Dataset items

↓↓↓

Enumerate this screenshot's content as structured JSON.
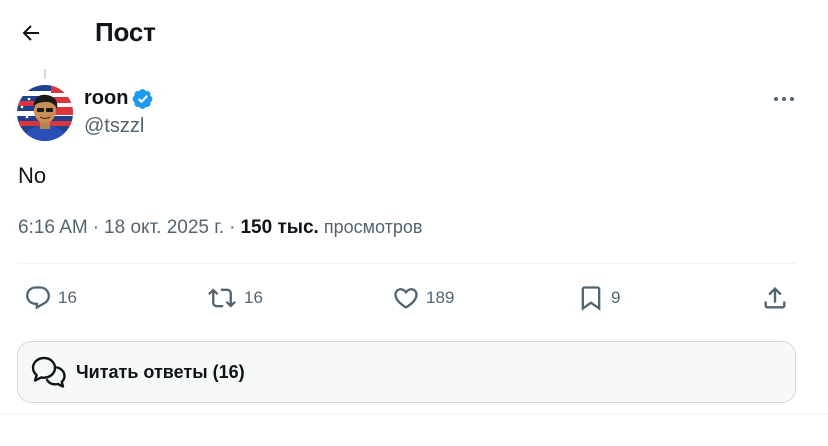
{
  "header": {
    "title": "Пост"
  },
  "post": {
    "author_name": "roon",
    "author_handle": "@tszzl",
    "verified": true,
    "text": "No",
    "time": "6:16 AM",
    "date": "18 окт. 2025 г.",
    "views_count": "150 тыс.",
    "views_label": "просмотров"
  },
  "actions": {
    "replies": "16",
    "reposts": "16",
    "likes": "189",
    "bookmarks": "9"
  },
  "read_replies": {
    "label": "Читать ответы (16)"
  },
  "colors": {
    "text": "#0f1419",
    "secondary": "#536471",
    "verified": "#1d9bf0",
    "border": "#cfd9de",
    "button_bg": "#f7f9f9"
  },
  "icons": [
    "back-arrow-icon",
    "verified-badge-icon",
    "more-icon",
    "reply-icon",
    "repost-icon",
    "like-icon",
    "bookmark-icon",
    "share-icon",
    "chat-bubbles-icon"
  ]
}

↑↑↑

▶ [Task to complete]: Retype the entries word for word. Omit any images.

▶ [Expected answer]:
Enumerate this screenshot's content as structured JSON.
{
  "header": {
    "title": "Пост"
  },
  "post": {
    "author_name": "roon",
    "author_handle": "@tszzl",
    "verified": true,
    "text": "No",
    "time": "6:16 AM",
    "date": "18 окт. 2025 г.",
    "views_count": "150 тыс.",
    "views_label": "просмотров"
  },
  "actions": {
    "replies": "16",
    "reposts": "16",
    "likes": "189",
    "bookmarks": "9"
  },
  "read_replies": {
    "label": "Читать ответы (16)"
  },
  "colors": {
    "text": "#0f1419",
    "secondary": "#536471",
    "verified": "#1d9bf0",
    "border": "#cfd9de",
    "button_bg": "#f7f9f9"
  },
  "icons": [
    "back-arrow-icon",
    "verified-badge-icon",
    "more-icon",
    "reply-icon",
    "repost-icon",
    "like-icon",
    "bookmark-icon",
    "share-icon",
    "chat-bubbles-icon"
  ]
}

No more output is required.